[What this task involves] Look through the listing for the word "title". Copy each line that has it.

[Items]

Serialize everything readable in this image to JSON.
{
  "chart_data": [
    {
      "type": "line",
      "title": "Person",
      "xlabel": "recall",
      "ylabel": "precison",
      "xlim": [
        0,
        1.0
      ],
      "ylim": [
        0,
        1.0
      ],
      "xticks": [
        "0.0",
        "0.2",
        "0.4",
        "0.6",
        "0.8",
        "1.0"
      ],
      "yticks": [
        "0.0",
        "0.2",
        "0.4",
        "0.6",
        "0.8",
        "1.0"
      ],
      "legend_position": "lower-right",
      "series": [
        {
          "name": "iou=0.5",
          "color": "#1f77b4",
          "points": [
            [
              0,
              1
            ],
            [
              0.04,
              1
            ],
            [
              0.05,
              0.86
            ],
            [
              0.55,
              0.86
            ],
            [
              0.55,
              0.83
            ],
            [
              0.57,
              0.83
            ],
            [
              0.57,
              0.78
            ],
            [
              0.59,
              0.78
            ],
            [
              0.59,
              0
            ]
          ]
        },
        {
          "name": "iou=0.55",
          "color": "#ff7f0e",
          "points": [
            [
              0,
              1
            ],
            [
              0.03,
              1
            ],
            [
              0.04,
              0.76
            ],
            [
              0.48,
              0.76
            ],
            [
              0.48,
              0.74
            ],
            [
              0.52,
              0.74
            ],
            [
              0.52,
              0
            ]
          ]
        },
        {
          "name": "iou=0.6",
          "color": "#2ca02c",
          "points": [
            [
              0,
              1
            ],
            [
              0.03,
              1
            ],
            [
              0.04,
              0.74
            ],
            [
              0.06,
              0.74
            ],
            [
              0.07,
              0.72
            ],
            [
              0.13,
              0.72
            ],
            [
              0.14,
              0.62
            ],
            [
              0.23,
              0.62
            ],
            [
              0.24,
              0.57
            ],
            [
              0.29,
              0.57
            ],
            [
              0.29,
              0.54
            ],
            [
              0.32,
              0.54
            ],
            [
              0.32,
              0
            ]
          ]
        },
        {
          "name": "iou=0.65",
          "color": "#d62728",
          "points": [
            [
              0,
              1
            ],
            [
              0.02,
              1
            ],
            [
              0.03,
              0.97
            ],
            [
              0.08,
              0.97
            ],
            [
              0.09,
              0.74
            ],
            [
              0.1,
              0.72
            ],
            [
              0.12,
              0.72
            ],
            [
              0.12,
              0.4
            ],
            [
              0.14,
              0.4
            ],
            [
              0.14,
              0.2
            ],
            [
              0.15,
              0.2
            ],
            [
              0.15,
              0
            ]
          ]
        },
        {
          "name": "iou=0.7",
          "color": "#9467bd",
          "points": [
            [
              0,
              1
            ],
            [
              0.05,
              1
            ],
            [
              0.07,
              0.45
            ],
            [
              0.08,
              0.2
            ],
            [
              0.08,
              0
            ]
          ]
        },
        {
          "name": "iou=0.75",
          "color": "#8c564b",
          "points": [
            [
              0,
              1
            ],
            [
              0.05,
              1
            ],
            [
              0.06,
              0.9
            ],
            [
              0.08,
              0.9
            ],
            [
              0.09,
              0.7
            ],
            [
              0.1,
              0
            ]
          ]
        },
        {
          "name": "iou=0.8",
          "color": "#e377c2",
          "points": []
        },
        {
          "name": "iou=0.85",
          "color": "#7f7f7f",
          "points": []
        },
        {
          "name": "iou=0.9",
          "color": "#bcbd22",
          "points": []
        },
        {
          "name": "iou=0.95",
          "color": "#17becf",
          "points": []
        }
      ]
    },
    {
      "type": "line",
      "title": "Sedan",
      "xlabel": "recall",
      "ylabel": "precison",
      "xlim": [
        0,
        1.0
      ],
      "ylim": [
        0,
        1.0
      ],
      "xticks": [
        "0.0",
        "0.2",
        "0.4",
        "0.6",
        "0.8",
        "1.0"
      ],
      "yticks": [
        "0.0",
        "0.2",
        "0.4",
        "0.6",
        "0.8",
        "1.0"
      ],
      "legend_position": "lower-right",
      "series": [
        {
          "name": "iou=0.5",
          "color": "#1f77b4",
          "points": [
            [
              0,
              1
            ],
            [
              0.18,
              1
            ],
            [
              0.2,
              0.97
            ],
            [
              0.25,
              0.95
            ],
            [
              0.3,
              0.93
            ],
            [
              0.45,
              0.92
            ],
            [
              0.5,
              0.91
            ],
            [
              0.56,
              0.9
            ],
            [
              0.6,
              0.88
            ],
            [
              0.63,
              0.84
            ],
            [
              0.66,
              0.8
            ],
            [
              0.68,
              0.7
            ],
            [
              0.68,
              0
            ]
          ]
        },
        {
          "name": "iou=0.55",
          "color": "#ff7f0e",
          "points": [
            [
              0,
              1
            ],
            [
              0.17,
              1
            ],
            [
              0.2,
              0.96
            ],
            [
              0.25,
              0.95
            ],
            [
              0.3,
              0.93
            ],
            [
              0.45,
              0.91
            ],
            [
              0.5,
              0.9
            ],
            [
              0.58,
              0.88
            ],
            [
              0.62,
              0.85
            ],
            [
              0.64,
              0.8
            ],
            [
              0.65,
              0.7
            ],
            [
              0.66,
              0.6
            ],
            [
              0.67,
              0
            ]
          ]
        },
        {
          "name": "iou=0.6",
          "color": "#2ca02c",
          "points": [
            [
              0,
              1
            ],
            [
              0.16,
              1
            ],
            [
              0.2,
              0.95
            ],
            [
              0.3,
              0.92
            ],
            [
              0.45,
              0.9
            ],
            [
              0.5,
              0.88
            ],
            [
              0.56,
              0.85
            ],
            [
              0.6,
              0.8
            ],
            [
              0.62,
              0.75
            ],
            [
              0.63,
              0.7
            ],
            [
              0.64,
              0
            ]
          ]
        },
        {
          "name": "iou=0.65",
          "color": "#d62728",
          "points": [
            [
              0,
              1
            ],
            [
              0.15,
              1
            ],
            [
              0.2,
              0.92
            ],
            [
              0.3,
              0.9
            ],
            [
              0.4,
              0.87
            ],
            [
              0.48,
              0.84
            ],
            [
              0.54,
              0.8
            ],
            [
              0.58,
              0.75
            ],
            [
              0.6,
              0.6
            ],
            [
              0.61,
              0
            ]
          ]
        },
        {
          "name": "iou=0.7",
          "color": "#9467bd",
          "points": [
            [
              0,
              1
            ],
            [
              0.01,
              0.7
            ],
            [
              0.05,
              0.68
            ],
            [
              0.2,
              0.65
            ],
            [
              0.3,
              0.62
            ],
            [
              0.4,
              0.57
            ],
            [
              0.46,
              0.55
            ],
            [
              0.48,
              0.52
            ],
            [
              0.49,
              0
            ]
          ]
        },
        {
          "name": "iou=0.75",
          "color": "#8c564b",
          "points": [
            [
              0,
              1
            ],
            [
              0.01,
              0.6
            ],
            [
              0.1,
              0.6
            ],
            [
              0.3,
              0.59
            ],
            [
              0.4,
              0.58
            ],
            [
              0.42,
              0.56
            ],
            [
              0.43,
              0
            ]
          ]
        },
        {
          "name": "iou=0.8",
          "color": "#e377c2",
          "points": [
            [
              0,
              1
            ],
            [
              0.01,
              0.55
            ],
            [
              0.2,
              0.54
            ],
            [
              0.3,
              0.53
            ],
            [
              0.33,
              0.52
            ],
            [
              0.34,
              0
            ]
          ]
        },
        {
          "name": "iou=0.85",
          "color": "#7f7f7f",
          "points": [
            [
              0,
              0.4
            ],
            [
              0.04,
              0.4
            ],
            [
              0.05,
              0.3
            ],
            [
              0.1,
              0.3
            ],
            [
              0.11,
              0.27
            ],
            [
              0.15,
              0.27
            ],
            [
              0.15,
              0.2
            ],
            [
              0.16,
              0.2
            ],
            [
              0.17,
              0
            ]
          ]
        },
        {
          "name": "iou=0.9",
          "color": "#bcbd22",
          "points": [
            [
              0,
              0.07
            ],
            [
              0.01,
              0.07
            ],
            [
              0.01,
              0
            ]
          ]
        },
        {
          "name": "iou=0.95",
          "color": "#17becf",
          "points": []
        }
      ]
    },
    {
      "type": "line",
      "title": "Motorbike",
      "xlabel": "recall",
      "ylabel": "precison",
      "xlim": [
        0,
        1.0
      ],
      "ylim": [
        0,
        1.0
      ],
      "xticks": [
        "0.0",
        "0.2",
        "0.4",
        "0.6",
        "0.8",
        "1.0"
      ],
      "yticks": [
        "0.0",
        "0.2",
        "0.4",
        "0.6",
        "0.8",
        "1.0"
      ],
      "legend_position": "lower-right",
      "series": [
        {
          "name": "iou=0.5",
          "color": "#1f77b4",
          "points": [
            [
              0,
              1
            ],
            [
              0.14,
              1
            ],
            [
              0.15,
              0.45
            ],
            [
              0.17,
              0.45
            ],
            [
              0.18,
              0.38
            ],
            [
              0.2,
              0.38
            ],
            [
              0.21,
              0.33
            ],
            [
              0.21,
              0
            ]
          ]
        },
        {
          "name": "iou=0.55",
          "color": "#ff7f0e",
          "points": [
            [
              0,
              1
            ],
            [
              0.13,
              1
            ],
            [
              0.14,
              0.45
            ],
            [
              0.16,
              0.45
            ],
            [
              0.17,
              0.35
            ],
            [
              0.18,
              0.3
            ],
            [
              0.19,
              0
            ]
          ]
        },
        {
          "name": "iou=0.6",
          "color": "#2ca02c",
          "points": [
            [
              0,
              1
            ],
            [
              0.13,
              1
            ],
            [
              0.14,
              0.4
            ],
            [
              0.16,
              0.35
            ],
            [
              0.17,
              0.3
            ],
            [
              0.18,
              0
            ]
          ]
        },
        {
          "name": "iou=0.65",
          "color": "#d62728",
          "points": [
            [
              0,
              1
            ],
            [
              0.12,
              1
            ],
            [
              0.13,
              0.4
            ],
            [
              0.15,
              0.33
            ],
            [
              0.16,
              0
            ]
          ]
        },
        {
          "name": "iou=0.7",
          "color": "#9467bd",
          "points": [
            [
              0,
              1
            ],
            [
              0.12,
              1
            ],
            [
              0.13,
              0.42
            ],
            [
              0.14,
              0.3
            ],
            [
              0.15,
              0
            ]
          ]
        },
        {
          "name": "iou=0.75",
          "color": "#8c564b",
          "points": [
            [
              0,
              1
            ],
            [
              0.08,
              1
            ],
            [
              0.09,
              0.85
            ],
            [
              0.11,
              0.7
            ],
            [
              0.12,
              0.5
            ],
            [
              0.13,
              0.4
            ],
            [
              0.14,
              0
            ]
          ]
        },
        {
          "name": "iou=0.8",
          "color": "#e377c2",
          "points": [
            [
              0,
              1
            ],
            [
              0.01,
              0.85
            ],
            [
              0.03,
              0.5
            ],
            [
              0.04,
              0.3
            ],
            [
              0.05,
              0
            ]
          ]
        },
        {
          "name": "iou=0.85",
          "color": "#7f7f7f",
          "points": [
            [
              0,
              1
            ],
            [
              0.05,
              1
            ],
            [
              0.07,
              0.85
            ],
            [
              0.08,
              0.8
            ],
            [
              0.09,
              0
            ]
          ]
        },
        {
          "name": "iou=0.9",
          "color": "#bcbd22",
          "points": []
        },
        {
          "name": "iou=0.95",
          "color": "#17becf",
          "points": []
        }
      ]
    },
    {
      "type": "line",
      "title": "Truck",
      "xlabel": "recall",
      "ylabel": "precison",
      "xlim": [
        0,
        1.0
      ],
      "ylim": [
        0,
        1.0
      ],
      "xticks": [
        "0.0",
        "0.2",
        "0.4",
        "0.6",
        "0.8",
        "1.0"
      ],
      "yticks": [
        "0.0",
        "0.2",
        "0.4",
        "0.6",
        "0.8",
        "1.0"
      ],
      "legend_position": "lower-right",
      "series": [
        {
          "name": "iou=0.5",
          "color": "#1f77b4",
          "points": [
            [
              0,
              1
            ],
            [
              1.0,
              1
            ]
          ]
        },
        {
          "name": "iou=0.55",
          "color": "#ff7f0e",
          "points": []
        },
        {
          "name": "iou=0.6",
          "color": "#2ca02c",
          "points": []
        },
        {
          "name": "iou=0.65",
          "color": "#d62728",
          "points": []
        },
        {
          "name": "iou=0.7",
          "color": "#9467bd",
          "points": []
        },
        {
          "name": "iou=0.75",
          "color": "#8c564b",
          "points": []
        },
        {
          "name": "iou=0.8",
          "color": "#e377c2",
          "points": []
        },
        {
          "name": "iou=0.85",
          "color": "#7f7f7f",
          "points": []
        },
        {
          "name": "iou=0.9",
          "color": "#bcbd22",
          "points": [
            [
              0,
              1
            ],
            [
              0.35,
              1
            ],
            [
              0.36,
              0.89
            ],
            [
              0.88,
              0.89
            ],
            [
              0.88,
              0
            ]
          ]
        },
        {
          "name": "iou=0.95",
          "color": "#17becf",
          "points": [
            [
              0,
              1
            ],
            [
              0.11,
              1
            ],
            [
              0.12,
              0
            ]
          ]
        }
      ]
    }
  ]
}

[Solution below]
      "title": "Person",
      "title": "Sedan",
      "title": "Motorbike",
      "title": "Truck",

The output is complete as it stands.